EXERCISE AIM
Find how many lines in the data below mention "Earnings". Give the number only.

DATA SECTION
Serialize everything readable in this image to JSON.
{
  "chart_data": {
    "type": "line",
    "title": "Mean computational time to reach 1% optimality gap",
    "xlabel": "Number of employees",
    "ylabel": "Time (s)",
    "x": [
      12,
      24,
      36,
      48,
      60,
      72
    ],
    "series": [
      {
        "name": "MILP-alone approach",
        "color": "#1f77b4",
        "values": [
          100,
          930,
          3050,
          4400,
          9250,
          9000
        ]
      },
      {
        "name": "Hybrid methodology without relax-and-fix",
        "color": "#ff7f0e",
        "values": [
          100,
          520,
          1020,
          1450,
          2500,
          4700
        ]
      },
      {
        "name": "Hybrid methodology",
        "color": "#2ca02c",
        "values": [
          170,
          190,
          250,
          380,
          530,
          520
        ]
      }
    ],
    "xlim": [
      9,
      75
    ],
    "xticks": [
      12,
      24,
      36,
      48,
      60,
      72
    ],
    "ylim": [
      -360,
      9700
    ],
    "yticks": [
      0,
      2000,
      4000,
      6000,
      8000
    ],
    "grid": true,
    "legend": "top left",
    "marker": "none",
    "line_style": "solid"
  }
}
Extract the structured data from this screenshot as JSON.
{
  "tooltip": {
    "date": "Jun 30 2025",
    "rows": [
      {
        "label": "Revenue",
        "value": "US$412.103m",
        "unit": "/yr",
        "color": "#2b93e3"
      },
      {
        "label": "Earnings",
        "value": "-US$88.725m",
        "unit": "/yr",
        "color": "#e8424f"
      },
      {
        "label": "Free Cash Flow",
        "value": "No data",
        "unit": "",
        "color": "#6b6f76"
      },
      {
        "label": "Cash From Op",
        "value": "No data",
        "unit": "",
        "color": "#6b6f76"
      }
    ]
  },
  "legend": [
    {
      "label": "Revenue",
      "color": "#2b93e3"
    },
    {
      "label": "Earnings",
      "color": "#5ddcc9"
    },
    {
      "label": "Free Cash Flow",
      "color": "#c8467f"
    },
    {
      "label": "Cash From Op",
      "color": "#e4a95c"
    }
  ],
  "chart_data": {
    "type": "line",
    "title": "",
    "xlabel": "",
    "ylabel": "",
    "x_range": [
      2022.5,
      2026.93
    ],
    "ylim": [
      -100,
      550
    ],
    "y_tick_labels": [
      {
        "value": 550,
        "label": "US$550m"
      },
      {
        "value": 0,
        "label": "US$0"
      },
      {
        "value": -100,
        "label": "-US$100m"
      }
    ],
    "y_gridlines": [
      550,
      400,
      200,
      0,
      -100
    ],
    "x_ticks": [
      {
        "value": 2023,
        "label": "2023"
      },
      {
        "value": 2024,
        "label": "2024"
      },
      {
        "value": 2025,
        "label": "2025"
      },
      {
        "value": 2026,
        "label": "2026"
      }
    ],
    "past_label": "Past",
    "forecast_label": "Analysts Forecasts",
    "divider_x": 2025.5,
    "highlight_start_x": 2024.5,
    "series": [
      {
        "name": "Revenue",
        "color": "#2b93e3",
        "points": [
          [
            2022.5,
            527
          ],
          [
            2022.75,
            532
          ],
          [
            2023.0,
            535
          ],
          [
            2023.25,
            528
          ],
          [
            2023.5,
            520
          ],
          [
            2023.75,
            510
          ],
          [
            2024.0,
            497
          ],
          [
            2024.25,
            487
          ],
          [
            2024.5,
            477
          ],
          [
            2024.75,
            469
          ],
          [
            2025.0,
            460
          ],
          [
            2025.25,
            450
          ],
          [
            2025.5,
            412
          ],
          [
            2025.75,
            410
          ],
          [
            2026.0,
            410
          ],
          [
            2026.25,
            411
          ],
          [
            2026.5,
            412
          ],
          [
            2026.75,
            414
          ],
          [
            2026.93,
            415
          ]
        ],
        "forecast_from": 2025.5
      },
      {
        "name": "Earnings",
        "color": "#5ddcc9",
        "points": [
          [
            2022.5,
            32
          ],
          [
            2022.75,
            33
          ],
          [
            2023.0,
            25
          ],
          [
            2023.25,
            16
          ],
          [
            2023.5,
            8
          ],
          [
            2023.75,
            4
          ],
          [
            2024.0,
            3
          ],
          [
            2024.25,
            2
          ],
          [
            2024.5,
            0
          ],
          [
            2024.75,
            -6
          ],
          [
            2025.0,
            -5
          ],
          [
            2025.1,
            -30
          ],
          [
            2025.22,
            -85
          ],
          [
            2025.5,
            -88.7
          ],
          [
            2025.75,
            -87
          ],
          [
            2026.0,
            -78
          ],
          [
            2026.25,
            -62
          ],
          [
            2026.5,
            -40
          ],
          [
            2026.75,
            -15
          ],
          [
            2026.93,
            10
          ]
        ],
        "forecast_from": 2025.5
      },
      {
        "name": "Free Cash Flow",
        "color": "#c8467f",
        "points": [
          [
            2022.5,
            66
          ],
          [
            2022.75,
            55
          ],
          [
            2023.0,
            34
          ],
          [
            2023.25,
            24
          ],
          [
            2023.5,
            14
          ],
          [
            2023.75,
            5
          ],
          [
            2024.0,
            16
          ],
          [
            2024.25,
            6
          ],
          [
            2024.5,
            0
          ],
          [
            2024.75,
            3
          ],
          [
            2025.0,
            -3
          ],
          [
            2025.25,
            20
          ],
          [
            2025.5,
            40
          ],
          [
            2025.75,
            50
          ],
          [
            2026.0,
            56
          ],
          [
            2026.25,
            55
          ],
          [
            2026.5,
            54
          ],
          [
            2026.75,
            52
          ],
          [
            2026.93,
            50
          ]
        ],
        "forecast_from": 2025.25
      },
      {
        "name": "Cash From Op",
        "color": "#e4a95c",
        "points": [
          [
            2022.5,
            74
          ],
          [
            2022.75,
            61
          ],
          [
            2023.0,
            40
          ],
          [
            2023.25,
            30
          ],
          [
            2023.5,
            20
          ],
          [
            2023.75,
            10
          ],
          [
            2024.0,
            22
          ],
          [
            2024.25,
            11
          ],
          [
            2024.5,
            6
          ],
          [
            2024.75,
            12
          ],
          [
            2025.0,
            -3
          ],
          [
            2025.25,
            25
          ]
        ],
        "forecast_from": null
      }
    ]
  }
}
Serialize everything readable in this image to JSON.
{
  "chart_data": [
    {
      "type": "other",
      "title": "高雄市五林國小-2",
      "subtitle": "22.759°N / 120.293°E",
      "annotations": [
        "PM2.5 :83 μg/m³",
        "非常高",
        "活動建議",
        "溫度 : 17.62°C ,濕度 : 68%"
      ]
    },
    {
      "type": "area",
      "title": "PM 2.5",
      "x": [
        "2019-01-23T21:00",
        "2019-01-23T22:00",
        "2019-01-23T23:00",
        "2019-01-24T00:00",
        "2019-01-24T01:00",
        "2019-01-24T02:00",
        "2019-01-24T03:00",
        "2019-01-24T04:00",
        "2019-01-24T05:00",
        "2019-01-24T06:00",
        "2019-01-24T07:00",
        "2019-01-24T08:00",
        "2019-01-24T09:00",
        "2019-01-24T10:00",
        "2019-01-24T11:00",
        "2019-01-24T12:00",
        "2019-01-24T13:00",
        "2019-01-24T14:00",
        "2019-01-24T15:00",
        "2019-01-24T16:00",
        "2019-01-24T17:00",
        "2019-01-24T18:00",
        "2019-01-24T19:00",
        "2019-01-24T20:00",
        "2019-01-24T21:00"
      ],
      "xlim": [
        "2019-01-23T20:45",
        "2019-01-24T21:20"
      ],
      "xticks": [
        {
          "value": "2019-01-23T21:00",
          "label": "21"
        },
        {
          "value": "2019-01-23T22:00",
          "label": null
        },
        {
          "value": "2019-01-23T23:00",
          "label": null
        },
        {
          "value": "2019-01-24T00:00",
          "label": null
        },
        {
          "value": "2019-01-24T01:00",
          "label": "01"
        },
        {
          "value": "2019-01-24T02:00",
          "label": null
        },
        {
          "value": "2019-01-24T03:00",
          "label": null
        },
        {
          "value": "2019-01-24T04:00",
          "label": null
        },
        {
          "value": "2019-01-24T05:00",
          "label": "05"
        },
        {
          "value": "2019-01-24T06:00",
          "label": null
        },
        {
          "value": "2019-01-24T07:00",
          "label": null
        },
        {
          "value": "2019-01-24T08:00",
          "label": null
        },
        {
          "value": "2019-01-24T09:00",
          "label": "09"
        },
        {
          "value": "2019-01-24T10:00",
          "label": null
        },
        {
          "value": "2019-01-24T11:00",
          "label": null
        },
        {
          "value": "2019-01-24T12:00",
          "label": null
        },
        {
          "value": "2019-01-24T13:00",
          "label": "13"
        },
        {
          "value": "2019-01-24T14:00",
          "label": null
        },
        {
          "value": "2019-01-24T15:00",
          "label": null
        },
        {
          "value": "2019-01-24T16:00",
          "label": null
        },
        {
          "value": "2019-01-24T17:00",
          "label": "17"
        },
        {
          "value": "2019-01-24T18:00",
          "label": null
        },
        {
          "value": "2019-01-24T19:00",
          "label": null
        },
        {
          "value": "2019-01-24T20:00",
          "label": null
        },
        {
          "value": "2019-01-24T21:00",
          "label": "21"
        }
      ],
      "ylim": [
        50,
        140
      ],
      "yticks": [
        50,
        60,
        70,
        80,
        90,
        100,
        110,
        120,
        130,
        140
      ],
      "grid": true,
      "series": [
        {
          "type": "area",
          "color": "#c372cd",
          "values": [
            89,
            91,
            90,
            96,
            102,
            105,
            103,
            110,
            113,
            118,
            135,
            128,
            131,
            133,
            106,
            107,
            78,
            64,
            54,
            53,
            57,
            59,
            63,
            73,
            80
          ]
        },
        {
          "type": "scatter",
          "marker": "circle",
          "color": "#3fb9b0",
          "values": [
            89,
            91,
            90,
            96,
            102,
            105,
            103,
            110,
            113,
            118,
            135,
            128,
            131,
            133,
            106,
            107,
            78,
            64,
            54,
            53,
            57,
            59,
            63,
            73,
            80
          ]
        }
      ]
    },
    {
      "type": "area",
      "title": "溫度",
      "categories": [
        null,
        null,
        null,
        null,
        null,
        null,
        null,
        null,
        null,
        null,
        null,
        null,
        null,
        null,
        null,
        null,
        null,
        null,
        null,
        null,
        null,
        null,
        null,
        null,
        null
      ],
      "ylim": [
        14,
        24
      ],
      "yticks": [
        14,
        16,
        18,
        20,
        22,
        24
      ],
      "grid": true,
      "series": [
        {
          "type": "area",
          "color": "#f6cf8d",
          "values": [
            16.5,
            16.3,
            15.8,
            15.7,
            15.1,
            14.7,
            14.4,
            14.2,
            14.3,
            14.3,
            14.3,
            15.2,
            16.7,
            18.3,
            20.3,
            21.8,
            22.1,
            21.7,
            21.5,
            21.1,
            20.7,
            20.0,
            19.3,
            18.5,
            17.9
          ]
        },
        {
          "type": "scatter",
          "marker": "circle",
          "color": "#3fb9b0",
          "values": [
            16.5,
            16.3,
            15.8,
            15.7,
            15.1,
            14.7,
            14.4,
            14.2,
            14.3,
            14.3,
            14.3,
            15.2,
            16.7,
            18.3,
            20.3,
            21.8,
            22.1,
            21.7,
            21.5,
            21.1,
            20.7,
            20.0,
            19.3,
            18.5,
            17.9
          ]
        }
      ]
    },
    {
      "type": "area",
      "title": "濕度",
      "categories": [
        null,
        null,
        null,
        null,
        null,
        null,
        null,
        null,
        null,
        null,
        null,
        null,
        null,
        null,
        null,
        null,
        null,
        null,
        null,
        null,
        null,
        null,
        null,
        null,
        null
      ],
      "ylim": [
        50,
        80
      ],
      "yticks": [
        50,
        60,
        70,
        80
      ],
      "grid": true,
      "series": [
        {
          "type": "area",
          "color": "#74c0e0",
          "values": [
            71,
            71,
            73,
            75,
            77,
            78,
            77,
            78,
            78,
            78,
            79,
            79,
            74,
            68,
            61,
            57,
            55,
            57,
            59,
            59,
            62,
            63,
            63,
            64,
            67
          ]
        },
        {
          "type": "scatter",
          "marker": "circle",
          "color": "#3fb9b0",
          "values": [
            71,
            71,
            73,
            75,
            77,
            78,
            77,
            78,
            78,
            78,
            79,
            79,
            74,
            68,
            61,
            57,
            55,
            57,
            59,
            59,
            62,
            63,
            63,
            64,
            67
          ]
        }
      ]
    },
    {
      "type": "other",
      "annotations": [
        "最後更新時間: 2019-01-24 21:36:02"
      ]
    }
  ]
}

RESULT BELOW
3